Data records
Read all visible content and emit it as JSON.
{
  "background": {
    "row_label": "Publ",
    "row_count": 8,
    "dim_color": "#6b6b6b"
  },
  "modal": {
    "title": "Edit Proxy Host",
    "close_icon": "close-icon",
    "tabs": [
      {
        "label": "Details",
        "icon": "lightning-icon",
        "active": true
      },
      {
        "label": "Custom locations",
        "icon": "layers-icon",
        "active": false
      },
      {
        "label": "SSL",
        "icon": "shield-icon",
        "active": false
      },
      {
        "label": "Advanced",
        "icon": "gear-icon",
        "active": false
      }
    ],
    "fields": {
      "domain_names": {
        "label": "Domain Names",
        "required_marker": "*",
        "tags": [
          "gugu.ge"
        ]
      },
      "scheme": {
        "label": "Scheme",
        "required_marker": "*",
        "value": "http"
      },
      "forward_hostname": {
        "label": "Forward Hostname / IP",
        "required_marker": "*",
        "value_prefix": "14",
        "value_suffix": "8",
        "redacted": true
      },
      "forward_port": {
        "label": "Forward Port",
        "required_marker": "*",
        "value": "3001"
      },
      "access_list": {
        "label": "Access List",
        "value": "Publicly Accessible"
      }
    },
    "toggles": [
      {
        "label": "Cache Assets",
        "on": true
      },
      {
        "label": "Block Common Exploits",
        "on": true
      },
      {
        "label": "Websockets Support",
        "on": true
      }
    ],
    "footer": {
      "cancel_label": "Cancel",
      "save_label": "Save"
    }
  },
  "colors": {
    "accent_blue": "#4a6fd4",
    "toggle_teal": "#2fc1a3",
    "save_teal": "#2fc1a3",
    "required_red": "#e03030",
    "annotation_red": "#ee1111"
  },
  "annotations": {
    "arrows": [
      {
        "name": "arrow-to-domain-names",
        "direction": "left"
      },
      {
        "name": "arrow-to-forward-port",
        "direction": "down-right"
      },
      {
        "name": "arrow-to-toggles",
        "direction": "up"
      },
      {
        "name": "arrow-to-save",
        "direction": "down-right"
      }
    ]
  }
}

» **TASK DIRECTIONS**:
Retype each record exactly, leaving nothing out.

» **REPLY TO THE EXERCISE**:
Read all visible content and emit it as JSON.
{
  "background": {
    "row_label": "Publ",
    "row_count": 8,
    "dim_color": "#6b6b6b"
  },
  "modal": {
    "title": "Edit Proxy Host",
    "close_icon": "close-icon",
    "tabs": [
      {
        "label": "Details",
        "icon": "lightning-icon",
        "active": true
      },
      {
        "label": "Custom locations",
        "icon": "layers-icon",
        "active": false
      },
      {
        "label": "SSL",
        "icon": "shield-icon",
        "active": false
      },
      {
        "label": "Advanced",
        "icon": "gear-icon",
        "active": false
      }
    ],
    "fields": {
      "domain_names": {
        "label": "Domain Names",
        "required_marker": "*",
        "tags": [
          "gugu.ge"
        ]
      },
      "scheme": {
        "label": "Scheme",
        "required_marker": "*",
        "value": "http"
      },
      "forward_hostname": {
        "label": "Forward Hostname / IP",
        "required_marker": "*",
        "value_prefix": "14",
        "value_suffix": "8",
        "redacted": true
      },
      "forward_port": {
        "label": "Forward Port",
        "required_marker": "*",
        "value": "3001"
      },
      "access_list": {
        "label": "Access List",
        "value": "Publicly Accessible"
      }
    },
    "toggles": [
      {
        "label": "Cache Assets",
        "on": true
      },
      {
        "label": "Block Common Exploits",
        "on": true
      },
      {
        "label": "Websockets Support",
        "on": true
      }
    ],
    "footer": {
      "cancel_label": "Cancel",
      "save_label": "Save"
    }
  },
  "colors": {
    "accent_blue": "#4a6fd4",
    "toggle_teal": "#2fc1a3",
    "save_teal": "#2fc1a3",
    "required_red": "#e03030",
    "annotation_red": "#ee1111"
  },
  "annotations": {
    "arrows": [
      {
        "name": "arrow-to-domain-names",
        "direction": "left"
      },
      {
        "name": "arrow-to-forward-port",
        "direction": "down-right"
      },
      {
        "name": "arrow-to-toggles",
        "direction": "up"
      },
      {
        "name": "arrow-to-save",
        "direction": "down-right"
      }
    ]
  }
}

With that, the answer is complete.